ЗАПИСИ ДЛЯ ЗАДАНИЯ
◆ ◆ ◆ ◆

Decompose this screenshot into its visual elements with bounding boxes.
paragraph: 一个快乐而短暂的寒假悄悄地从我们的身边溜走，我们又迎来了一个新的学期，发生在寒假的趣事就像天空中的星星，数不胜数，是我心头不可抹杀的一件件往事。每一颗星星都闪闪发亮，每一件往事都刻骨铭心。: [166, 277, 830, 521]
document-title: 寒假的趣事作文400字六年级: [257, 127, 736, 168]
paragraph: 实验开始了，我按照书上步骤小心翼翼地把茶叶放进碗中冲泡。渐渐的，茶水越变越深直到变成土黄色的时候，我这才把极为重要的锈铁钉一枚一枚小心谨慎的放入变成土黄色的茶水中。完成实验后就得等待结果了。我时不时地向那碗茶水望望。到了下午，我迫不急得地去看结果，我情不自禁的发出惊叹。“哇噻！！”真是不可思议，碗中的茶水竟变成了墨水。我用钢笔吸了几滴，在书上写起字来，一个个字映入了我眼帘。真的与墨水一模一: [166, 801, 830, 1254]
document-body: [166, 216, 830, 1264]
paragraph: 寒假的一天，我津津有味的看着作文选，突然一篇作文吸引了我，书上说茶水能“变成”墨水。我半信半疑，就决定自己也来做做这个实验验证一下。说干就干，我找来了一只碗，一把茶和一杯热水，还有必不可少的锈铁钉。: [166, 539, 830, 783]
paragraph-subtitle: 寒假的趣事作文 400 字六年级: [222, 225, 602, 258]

◆ ◆ ◆ ◆

ЧТО СДЕЛАТЬ
Превратите все строки из записей выше в нумерованный список, пустые строки не включайте.

ОТВЕТ
1. Decompose this screenshot into its visual elements with bounding boxes.
2. paragraph: 一个快乐而短暂的寒假悄悄地从我们的身边溜走，我们又迎来了一个新的学期，发生在寒假的趣事就像天空中的星星，数不胜数，是我心头不可抹杀的一件件往事。每一颗星星都闪闪发亮，每一件往事都刻骨铭心。: [166, 277, 830, 521]
3. document-title: 寒假的趣事作文400字六年级: [257, 127, 736, 168]
4. paragraph: 实验开始了，我按照书上步骤小心翼翼地把茶叶放进碗中冲泡。渐渐的，茶水越变越深直到变成土黄色的时候，我这才把极为重要的锈铁钉一枚一枚小心谨慎的放入变成土黄色的茶水中。完成实验后就得等待结果了。我时不时地向那碗茶水望望。到了下午，我迫不急得地去看结果，我情不自禁的发出惊叹。“哇噻！！”真是不可思议，碗中的茶水竟变成了墨水。我用钢笔吸了几滴，在书上写起字来，一个个字映入了我眼帘。真的与墨水一模一: [166, 801, 830, 1254]
5. document-body: [166, 216, 830, 1264]
6. paragraph: 寒假的一天，我津津有味的看着作文选，突然一篇作文吸引了我，书上说茶水能“变成”墨水。我半信半疑，就决定自己也来做做这个实验验证一下。说干就干，我找来了一只碗，一把茶和一杯热水，还有必不可少的锈铁钉。: [166, 539, 830, 783]
7. paragraph-subtitle: 寒假的趣事作文 400 字六年级: [222, 225, 602, 258]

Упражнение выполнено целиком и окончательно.